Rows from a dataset
◇ ◇ ◇
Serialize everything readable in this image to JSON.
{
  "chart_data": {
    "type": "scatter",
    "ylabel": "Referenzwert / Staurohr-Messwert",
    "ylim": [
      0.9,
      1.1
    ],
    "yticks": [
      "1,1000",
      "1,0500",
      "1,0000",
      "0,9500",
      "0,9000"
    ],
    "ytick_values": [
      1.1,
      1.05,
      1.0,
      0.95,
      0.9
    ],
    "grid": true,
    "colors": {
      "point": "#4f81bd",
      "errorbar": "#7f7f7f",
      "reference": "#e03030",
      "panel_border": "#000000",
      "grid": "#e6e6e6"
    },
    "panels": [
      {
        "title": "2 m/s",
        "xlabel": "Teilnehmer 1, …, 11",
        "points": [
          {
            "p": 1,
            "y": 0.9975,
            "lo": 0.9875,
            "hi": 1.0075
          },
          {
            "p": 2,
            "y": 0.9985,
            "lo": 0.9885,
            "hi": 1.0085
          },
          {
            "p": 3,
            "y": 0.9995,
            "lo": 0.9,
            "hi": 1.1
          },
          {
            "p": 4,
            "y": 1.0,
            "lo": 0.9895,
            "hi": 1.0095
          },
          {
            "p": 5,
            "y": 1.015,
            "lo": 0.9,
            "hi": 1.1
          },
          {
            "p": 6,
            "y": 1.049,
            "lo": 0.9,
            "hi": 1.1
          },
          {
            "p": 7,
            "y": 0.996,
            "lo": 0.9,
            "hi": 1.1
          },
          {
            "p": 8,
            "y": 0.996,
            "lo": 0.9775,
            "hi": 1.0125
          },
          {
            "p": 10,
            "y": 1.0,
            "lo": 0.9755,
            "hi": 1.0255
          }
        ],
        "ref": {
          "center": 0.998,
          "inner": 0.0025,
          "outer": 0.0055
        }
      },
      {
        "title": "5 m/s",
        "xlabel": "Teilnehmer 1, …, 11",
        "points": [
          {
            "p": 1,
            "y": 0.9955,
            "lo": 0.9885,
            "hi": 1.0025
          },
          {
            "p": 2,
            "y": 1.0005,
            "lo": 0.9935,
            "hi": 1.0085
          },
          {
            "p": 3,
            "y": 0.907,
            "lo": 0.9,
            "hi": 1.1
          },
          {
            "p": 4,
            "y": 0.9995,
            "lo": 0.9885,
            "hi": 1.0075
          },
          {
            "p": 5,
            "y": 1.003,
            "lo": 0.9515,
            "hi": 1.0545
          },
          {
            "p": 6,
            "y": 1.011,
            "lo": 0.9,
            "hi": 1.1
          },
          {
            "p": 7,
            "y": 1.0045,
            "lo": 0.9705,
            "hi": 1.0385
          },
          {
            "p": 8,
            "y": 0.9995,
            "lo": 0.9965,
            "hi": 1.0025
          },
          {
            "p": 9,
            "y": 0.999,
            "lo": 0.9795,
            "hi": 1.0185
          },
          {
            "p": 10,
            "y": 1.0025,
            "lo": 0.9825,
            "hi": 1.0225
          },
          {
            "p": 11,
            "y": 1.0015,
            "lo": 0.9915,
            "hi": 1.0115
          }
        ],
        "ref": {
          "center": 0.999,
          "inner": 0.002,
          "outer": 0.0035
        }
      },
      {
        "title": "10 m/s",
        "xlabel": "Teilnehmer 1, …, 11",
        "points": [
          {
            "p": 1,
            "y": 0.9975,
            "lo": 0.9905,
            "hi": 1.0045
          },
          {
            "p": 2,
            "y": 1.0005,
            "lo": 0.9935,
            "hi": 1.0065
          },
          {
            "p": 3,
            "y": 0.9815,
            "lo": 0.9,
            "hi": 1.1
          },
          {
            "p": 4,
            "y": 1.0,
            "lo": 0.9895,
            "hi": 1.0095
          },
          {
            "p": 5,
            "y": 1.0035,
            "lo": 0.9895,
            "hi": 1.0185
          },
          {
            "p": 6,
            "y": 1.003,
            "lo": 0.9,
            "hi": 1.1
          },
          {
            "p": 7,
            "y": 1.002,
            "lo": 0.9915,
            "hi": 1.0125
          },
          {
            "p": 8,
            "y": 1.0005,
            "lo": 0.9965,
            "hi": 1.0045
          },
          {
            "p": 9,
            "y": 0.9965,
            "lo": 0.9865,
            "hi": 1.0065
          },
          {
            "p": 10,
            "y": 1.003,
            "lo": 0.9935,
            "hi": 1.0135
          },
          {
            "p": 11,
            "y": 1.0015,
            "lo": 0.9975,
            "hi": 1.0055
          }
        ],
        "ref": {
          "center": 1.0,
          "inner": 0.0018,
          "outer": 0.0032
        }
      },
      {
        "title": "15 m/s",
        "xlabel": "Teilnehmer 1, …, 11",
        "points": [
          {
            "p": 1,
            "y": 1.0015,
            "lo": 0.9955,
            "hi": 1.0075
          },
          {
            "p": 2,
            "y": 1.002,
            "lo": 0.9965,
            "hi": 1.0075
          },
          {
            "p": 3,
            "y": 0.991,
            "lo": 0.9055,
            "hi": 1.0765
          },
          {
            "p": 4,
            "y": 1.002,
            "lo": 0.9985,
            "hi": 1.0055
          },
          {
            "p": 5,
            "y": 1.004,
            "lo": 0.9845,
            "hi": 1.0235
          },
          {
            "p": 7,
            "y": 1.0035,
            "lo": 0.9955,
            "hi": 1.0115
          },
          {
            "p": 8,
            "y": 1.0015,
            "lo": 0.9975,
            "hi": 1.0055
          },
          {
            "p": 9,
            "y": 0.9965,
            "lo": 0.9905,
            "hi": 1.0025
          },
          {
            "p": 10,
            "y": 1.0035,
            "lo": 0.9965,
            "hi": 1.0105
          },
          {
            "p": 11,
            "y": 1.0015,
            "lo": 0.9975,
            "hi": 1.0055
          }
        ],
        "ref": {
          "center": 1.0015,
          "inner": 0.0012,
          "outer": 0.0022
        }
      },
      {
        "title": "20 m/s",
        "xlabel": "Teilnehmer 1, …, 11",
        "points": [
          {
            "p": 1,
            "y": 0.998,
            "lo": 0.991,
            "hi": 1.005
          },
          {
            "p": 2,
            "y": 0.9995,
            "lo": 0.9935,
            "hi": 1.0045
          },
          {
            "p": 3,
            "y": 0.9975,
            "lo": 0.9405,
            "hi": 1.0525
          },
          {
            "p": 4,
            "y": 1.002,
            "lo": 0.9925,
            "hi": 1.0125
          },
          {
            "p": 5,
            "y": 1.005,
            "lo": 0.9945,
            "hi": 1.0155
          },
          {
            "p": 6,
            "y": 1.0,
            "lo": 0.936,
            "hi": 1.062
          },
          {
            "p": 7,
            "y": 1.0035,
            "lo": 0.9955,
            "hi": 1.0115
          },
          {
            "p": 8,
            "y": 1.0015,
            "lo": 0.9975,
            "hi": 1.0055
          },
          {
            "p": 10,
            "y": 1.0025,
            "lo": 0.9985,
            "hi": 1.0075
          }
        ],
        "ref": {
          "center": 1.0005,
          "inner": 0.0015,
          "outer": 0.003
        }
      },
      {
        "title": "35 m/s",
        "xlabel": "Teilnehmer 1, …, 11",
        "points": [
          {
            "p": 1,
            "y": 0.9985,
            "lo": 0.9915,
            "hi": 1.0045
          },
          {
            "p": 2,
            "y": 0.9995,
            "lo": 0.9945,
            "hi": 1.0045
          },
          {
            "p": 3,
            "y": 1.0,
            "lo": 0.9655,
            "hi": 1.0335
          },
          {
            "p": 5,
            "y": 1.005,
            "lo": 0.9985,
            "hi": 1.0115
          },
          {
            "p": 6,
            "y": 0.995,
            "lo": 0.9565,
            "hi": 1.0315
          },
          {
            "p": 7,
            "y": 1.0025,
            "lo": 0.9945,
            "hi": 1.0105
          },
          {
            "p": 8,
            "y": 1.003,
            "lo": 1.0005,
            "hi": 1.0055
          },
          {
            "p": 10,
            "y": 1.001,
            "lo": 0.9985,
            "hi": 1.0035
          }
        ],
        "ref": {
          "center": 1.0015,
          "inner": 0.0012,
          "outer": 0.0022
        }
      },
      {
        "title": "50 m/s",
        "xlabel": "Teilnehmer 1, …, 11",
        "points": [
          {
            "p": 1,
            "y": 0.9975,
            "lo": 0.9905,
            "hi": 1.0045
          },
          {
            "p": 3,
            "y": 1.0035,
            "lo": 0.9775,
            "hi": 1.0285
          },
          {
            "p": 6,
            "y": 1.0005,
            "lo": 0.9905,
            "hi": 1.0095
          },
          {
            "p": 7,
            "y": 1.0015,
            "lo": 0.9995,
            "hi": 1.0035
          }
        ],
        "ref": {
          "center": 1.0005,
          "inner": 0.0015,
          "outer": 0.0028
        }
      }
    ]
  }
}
◇ ◇ ◇
Exercise: Count the lines in the records above that contain the word "inner", and reply with only that number.

Correct answer: 7